Pull out every line with the word "ylabel".

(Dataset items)
────
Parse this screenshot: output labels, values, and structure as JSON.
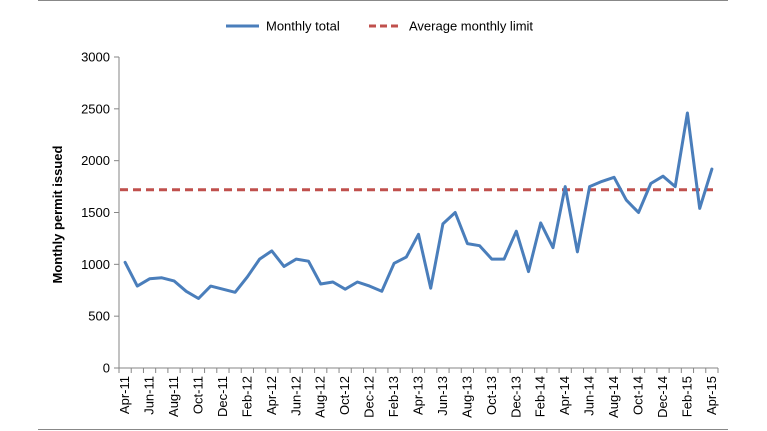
{
  "chart_data": {
    "type": "line",
    "xlabel": "",
    "ylabel": "Monthly permit issued",
    "ylim": [
      0,
      3000
    ],
    "yticks": [
      0,
      500,
      1000,
      1500,
      2000,
      2500,
      3000
    ],
    "grid": false,
    "legend_position": "top",
    "x": [
      "Apr-11",
      "May-11",
      "Jun-11",
      "Jul-11",
      "Aug-11",
      "Sep-11",
      "Oct-11",
      "Nov-11",
      "Dec-11",
      "Jan-12",
      "Feb-12",
      "Mar-12",
      "Apr-12",
      "May-12",
      "Jun-12",
      "Jul-12",
      "Aug-12",
      "Sep-12",
      "Oct-12",
      "Nov-12",
      "Dec-12",
      "Jan-13",
      "Feb-13",
      "Mar-13",
      "Apr-13",
      "May-13",
      "Jun-13",
      "Jul-13",
      "Aug-13",
      "Sep-13",
      "Oct-13",
      "Nov-13",
      "Dec-13",
      "Jan-14",
      "Feb-14",
      "Mar-14",
      "Apr-14",
      "May-14",
      "Jun-14",
      "Jul-14",
      "Aug-14",
      "Sep-14",
      "Oct-14",
      "Nov-14",
      "Dec-14",
      "Jan-15",
      "Feb-15",
      "Mar-15",
      "Apr-15"
    ],
    "x_tick_labels": [
      "Apr-11",
      "Jun-11",
      "Aug-11",
      "Oct-11",
      "Dec-11",
      "Feb-12",
      "Apr-12",
      "Jun-12",
      "Aug-12",
      "Oct-12",
      "Dec-12",
      "Feb-13",
      "Apr-13",
      "Jun-13",
      "Aug-13",
      "Oct-13",
      "Dec-13",
      "Feb-14",
      "Apr-14",
      "Jun-14",
      "Aug-14",
      "Oct-14",
      "Dec-14",
      "Feb-15",
      "Apr-15"
    ],
    "series": [
      {
        "name": "Monthly total",
        "style": "solid",
        "color": "#4a7ebb",
        "values": [
          1020,
          790,
          860,
          870,
          840,
          740,
          670,
          790,
          760,
          730,
          880,
          1050,
          1130,
          980,
          1050,
          1030,
          810,
          830,
          760,
          830,
          790,
          740,
          1010,
          1070,
          1290,
          770,
          1390,
          1500,
          1200,
          1180,
          1050,
          1050,
          1320,
          930,
          1400,
          1160,
          1750,
          1120,
          1750,
          1800,
          1840,
          1620,
          1500,
          1780,
          1850,
          1750,
          2460,
          1540,
          1920
        ]
      },
      {
        "name": "Average monthly limit",
        "style": "dashed",
        "color": "#c0504d",
        "values": [
          1720,
          1720,
          1720,
          1720,
          1720,
          1720,
          1720,
          1720,
          1720,
          1720,
          1720,
          1720,
          1720,
          1720,
          1720,
          1720,
          1720,
          1720,
          1720,
          1720,
          1720,
          1720,
          1720,
          1720,
          1720,
          1720,
          1720,
          1720,
          1720,
          1720,
          1720,
          1720,
          1720,
          1720,
          1720,
          1720,
          1720,
          1720,
          1720,
          1720,
          1720,
          1720,
          1720,
          1720,
          1720,
          1720,
          1720,
          1720,
          1720
        ]
      }
    ]
  }
}
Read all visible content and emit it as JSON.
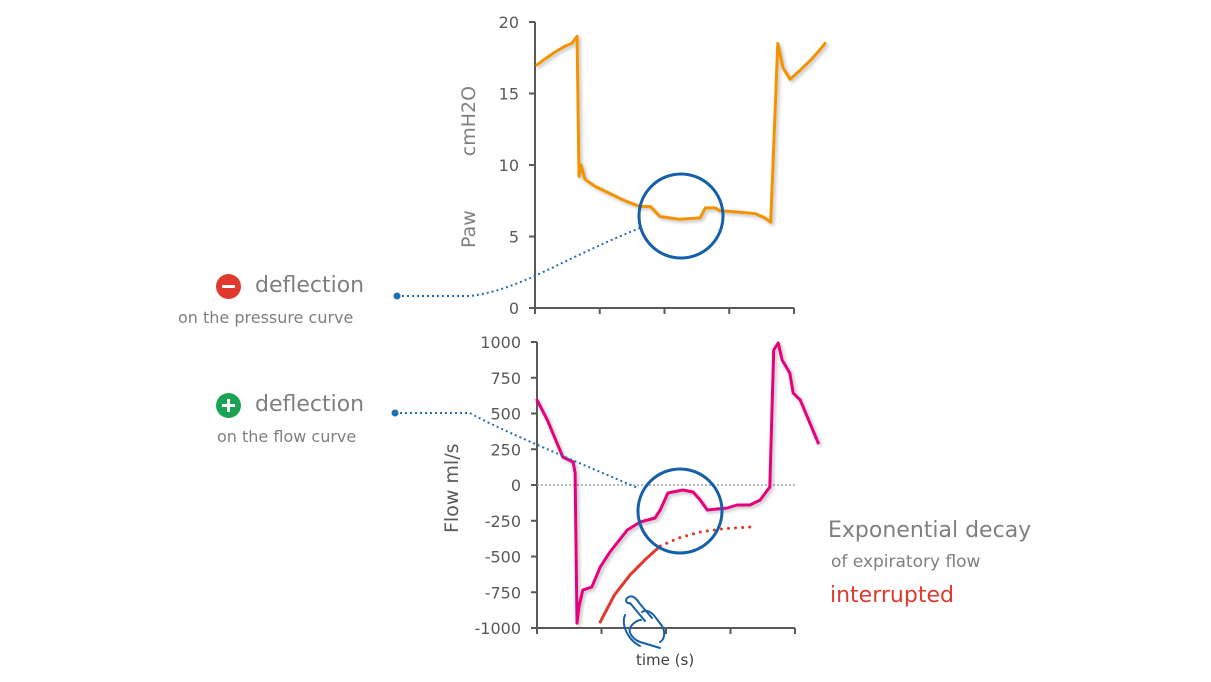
{
  "annotations": {
    "pressure": {
      "sign": "minus",
      "title": "deflection",
      "subtitle": "on the pressure curve",
      "color": "#e03a2f"
    },
    "flow": {
      "sign": "plus",
      "title": "deflection",
      "subtitle": "on the flow curve",
      "color": "#1aa355"
    },
    "decay": {
      "title": "Exponential decay",
      "subtitle": "of expiratory flow",
      "status": "interrupted",
      "status_color": "#e03a2f"
    },
    "hand_icon": "pointing-hand-icon"
  },
  "chart_data": [
    {
      "type": "line",
      "name": "pressure",
      "ylabel": "Paw",
      "yunit": "cmH2O",
      "ylim": [
        0,
        20
      ],
      "yticks": [
        0,
        5,
        10,
        15,
        20
      ],
      "xlim": [
        0,
        4
      ],
      "xticks": [
        0,
        1,
        2,
        3,
        4
      ],
      "color": "#f39200",
      "series": [
        {
          "name": "Paw",
          "points": [
            [
              0.03,
              17.0
            ],
            [
              0.15,
              17.4
            ],
            [
              0.31,
              17.9
            ],
            [
              0.46,
              18.3
            ],
            [
              0.57,
              18.5
            ],
            [
              0.65,
              19.0
            ],
            [
              0.68,
              9.2
            ],
            [
              0.71,
              10.0
            ],
            [
              0.77,
              9.0
            ],
            [
              0.93,
              8.5
            ],
            [
              1.16,
              8.0
            ],
            [
              1.39,
              7.5
            ],
            [
              1.62,
              7.1
            ],
            [
              1.78,
              7.1
            ],
            [
              1.93,
              6.4
            ],
            [
              2.08,
              6.3
            ],
            [
              2.24,
              6.2
            ],
            [
              2.55,
              6.3
            ],
            [
              2.63,
              7.0
            ],
            [
              2.78,
              7.0
            ],
            [
              2.86,
              6.8
            ],
            [
              3.17,
              6.7
            ],
            [
              3.4,
              6.6
            ],
            [
              3.55,
              6.3
            ],
            [
              3.64,
              6.0
            ],
            [
              3.75,
              18.5
            ],
            [
              3.83,
              16.8
            ],
            [
              3.94,
              16.0
            ],
            [
              4.09,
              16.6
            ],
            [
              4.25,
              17.3
            ],
            [
              4.37,
              17.9
            ],
            [
              4.48,
              18.5
            ]
          ]
        }
      ]
    },
    {
      "type": "line",
      "name": "flow",
      "ylabel": "Flow",
      "yunit": "ml/s",
      "xlabel": "time (s)",
      "ylim": [
        -1000,
        1000
      ],
      "yticks": [
        -1000,
        -750,
        -500,
        -250,
        0,
        250,
        500,
        750,
        1000
      ],
      "xlim": [
        0,
        4
      ],
      "xticks": [
        0,
        1,
        2,
        3,
        4
      ],
      "color": "#e6007e",
      "series": [
        {
          "name": "Flow",
          "points": [
            [
              0,
              595
            ],
            [
              0.16,
              455
            ],
            [
              0.4,
              196
            ],
            [
              0.56,
              161
            ],
            [
              0.59,
              84
            ],
            [
              0.62,
              -966
            ],
            [
              0.65,
              -854
            ],
            [
              0.71,
              -735
            ],
            [
              0.85,
              -714
            ],
            [
              0.98,
              -574
            ],
            [
              1.13,
              -469
            ],
            [
              1.4,
              -315
            ],
            [
              1.6,
              -259
            ],
            [
              1.83,
              -231
            ],
            [
              1.91,
              -175
            ],
            [
              2.03,
              -56
            ],
            [
              2.26,
              -35
            ],
            [
              2.42,
              -49
            ],
            [
              2.53,
              -105
            ],
            [
              2.64,
              -175
            ],
            [
              2.95,
              -161
            ],
            [
              3.1,
              -140
            ],
            [
              3.3,
              -140
            ],
            [
              3.46,
              -105
            ],
            [
              3.61,
              -14
            ],
            [
              3.67,
              944
            ],
            [
              3.74,
              993
            ],
            [
              3.8,
              874
            ],
            [
              3.92,
              783
            ],
            [
              3.97,
              644
            ],
            [
              4.08,
              595
            ],
            [
              4.19,
              476
            ],
            [
              4.36,
              294
            ]
          ]
        },
        {
          "name": "Exponential decay (expected)",
          "color": "#e03a2f",
          "points": [
            [
              0.98,
              -958
            ],
            [
              1.2,
              -770
            ],
            [
              1.44,
              -630
            ],
            [
              1.68,
              -520
            ],
            [
              1.91,
              -427
            ]
          ]
        },
        {
          "name": "Exponential decay (extrapolated)",
          "color": "#e03a2f",
          "dotted": true,
          "points": [
            [
              1.91,
              -427
            ],
            [
              2.2,
              -370
            ],
            [
              2.53,
              -329
            ],
            [
              2.9,
              -305
            ],
            [
              3.3,
              -294
            ]
          ]
        }
      ]
    }
  ]
}
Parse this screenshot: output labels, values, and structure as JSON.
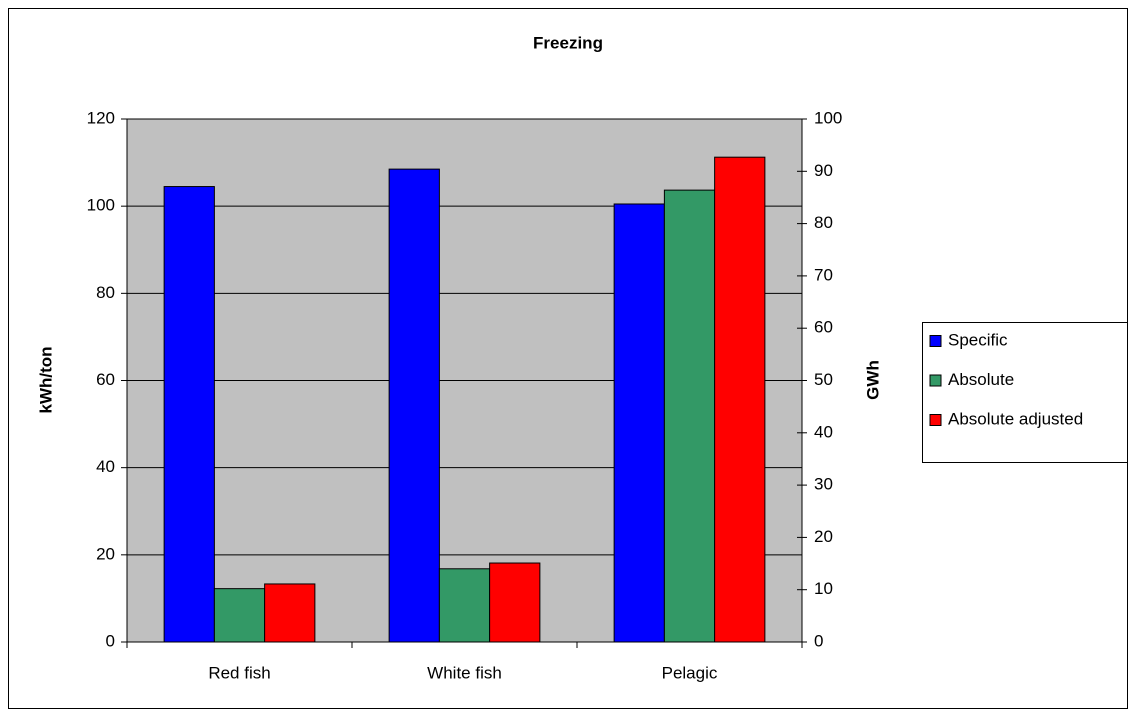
{
  "chart_data": {
    "type": "bar",
    "title": "Freezing",
    "categories": [
      "Red fish",
      "White fish",
      "Pelagic"
    ],
    "y_label": "kWh/ton",
    "y2_label": "GWh",
    "series": [
      {
        "name": "Specific",
        "color": "#0000ff",
        "values": [
          104.5,
          108.5,
          100.5
        ]
      },
      {
        "name": "Absolute",
        "color": "#339966",
        "axis": "y2",
        "values": [
          10.2,
          14.0,
          86.4
        ]
      },
      {
        "name": "Absolute adjusted",
        "color": "#ff0000",
        "axis": "y2",
        "values": [
          11.1,
          15.1,
          92.7
        ]
      }
    ],
    "ylim": [
      0,
      120
    ],
    "yticks": [
      0,
      20,
      40,
      60,
      80,
      100,
      120
    ],
    "y2lim": [
      0,
      100
    ],
    "y2ticks": [
      0,
      10,
      20,
      30,
      40,
      50,
      60,
      70,
      80,
      90,
      100
    ],
    "grid": true,
    "legend": "right",
    "plot_background": "#c0c0c0"
  }
}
────
▸ TASK RESULT
    "ylabel": "Monthly permit issued",
      "ylabel": "Paw",
      "ylabel": "Flow",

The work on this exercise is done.